What you will do:
Search the material below for the word "name" and copy every line in which it occurs.

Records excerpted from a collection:
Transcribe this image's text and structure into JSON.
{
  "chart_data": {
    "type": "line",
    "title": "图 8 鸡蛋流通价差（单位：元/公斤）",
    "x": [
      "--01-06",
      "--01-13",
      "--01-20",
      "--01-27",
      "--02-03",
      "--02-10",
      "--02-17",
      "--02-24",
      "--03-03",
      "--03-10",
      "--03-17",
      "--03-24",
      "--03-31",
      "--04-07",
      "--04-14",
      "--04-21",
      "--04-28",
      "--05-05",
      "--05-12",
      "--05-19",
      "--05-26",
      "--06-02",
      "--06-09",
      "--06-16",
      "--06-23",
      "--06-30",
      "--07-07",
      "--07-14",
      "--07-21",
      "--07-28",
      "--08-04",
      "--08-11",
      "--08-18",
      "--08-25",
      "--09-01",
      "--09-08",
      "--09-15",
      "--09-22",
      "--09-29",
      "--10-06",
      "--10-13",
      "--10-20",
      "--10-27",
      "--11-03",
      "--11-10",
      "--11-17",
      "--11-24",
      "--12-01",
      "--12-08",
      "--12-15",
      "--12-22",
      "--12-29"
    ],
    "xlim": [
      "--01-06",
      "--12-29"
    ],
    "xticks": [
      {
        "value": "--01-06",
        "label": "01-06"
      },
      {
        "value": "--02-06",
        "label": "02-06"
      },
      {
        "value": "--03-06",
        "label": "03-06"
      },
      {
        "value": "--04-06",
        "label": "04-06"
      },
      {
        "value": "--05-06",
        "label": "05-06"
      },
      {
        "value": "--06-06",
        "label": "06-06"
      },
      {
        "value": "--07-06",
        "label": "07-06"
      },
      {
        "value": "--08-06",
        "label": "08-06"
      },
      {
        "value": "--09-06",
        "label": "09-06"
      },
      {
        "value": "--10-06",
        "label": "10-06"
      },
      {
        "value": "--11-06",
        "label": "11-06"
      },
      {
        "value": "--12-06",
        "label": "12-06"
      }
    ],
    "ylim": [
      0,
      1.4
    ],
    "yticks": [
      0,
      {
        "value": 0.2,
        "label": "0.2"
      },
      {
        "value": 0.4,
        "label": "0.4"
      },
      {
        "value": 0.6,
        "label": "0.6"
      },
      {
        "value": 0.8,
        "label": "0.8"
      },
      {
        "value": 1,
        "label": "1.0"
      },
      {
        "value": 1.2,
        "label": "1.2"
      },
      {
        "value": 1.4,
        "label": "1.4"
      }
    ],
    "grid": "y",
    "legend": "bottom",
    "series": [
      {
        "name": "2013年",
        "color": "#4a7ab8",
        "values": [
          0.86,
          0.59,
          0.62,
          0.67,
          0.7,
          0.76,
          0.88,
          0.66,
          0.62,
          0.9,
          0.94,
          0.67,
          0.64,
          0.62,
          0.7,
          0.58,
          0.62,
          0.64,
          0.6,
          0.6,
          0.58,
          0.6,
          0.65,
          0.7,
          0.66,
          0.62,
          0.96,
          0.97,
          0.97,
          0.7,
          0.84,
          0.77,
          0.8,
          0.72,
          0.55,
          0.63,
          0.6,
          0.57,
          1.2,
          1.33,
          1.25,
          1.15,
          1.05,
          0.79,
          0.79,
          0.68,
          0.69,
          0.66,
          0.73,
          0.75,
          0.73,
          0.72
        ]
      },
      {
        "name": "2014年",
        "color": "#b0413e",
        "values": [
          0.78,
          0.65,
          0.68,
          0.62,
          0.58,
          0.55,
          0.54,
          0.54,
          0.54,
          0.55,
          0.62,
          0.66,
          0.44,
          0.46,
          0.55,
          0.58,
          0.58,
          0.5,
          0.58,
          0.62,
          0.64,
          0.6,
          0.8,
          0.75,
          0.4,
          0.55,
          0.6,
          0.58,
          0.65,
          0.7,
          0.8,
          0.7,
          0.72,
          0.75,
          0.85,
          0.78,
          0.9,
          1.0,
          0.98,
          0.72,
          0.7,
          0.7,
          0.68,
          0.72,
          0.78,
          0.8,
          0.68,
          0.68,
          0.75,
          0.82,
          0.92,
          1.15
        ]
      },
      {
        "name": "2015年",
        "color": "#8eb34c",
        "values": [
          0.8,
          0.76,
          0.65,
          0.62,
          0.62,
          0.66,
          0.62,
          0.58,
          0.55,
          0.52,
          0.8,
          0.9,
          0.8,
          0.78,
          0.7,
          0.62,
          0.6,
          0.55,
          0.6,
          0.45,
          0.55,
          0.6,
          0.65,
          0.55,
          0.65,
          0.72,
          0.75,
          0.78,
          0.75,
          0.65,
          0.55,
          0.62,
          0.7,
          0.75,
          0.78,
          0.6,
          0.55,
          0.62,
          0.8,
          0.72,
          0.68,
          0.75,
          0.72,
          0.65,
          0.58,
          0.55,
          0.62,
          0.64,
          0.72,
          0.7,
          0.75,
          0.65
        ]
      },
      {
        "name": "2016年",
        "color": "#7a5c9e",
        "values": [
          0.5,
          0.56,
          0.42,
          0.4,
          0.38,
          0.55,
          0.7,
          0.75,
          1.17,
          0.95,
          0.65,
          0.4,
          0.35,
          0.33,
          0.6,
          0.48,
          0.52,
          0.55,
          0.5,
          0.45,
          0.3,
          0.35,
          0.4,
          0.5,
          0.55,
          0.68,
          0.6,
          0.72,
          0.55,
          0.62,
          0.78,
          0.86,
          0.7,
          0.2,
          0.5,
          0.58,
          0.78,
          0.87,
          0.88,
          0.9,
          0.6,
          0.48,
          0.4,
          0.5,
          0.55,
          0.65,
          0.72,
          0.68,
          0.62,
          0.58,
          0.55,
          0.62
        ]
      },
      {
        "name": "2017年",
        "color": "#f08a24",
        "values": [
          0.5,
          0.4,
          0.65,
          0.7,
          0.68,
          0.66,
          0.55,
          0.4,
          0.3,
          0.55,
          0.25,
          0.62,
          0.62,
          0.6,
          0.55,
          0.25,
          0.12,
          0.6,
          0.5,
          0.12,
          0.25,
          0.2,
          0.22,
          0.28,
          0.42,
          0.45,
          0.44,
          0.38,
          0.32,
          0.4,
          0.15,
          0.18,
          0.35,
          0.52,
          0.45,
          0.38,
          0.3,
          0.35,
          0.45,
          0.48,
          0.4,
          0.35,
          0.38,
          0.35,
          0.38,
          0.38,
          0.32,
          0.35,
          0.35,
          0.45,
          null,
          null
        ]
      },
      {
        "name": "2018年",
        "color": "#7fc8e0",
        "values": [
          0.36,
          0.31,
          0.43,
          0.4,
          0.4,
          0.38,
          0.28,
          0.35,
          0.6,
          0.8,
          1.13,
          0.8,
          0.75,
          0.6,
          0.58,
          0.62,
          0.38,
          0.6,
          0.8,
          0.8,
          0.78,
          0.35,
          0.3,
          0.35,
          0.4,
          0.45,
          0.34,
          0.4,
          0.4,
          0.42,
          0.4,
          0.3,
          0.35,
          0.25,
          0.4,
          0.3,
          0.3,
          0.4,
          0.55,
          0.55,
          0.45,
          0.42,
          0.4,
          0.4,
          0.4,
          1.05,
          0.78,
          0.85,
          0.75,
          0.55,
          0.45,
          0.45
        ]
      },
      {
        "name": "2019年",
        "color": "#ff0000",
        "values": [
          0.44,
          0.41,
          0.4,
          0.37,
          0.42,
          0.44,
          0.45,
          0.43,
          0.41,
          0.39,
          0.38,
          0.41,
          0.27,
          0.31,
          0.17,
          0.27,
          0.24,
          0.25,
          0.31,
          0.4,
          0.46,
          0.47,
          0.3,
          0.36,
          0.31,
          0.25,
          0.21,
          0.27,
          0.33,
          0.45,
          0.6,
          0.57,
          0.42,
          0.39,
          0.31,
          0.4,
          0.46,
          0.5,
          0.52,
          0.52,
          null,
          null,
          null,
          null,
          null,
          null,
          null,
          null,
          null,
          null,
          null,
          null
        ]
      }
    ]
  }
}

Solution:
        "name": "2013年",
        "name": "2014年",
        "name": "2015年",
        "name": "2016年",
        "name": "2017年",
        "name": "2018年",
        "name": "2019年",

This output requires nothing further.